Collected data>
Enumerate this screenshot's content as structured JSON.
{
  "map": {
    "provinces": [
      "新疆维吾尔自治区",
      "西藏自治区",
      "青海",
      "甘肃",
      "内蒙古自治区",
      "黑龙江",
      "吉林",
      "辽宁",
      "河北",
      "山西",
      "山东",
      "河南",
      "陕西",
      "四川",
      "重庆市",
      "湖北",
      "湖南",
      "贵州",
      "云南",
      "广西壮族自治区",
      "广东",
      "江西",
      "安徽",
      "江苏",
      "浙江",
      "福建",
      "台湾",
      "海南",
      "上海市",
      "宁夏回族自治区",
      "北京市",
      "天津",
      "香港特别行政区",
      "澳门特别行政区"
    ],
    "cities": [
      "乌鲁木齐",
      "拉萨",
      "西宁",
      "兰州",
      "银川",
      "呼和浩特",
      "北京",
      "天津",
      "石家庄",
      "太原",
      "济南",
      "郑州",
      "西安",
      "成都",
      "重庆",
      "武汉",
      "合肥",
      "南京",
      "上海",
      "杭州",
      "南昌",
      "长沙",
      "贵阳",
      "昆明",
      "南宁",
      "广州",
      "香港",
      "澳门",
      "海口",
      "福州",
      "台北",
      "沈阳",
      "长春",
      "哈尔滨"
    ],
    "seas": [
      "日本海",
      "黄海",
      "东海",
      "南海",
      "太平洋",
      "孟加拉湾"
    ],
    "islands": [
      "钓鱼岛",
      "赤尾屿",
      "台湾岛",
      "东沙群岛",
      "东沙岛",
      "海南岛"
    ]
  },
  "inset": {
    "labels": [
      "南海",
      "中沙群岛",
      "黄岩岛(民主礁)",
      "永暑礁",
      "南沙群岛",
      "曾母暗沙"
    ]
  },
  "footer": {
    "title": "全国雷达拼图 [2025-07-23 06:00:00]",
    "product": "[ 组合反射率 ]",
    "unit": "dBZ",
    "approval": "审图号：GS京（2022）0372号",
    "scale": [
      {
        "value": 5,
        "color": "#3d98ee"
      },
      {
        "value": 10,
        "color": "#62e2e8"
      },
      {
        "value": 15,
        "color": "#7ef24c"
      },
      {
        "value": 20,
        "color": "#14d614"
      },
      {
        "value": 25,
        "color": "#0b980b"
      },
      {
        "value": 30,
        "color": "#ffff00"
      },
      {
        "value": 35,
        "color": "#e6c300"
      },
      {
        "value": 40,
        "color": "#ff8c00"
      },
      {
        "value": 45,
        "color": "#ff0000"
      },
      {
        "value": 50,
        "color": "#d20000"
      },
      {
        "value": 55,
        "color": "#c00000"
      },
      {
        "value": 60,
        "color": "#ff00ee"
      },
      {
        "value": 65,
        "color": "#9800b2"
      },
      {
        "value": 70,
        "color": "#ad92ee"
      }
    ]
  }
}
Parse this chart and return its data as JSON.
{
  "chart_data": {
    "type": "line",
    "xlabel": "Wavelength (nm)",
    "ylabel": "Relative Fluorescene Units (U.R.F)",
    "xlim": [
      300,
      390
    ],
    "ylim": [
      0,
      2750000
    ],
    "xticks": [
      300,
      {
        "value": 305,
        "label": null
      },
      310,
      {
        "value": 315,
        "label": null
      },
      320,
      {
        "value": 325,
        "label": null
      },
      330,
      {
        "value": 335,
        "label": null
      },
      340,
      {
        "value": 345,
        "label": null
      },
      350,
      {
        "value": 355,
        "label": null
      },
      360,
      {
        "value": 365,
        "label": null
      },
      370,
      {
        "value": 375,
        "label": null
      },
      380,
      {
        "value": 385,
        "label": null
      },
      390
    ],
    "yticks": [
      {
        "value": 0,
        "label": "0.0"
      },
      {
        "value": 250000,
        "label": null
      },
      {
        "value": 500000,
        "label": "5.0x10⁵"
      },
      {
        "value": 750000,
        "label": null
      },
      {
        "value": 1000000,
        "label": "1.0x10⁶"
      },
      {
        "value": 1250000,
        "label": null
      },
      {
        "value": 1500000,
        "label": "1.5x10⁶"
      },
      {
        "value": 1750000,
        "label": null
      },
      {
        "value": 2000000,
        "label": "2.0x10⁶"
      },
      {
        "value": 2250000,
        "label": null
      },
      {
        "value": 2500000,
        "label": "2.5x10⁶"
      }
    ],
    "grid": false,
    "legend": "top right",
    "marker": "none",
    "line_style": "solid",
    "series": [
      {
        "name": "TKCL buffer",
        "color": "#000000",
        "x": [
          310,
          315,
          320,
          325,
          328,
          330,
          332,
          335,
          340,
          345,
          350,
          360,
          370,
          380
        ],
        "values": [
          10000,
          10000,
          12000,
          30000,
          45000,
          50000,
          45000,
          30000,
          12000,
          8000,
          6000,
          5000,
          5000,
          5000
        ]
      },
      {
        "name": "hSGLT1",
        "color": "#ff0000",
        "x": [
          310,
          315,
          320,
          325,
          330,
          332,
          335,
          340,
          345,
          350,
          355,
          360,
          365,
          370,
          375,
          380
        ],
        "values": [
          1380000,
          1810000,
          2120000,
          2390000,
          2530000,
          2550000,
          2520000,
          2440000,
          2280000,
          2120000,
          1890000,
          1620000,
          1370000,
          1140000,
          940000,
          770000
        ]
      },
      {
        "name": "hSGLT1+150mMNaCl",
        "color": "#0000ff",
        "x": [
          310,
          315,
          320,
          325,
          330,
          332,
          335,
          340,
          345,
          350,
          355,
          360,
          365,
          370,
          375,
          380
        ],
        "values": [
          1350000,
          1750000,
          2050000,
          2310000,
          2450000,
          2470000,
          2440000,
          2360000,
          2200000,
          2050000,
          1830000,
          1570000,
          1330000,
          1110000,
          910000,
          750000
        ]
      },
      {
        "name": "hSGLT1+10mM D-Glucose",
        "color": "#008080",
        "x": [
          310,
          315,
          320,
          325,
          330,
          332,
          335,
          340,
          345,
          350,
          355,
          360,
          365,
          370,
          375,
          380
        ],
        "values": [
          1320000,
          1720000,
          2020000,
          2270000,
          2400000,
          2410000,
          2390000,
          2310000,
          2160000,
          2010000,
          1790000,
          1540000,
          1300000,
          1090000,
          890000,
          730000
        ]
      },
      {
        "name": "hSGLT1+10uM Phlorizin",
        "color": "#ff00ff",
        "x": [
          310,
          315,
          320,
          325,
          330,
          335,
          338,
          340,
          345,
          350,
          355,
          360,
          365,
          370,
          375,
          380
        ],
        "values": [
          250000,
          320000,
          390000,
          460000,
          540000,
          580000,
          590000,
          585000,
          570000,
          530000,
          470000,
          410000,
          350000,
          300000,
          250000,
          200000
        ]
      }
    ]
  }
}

Exercise aim> Each line that has the word "name" should be copied.

Solution for this exercise>
        "name": "TKCL buffer",
        "name": "hSGLT1",
        "name": "hSGLT1+150mMNaCl",
        "name": "hSGLT1+10mM D-Glucose",
        "name": "hSGLT1+10uM Phlorizin",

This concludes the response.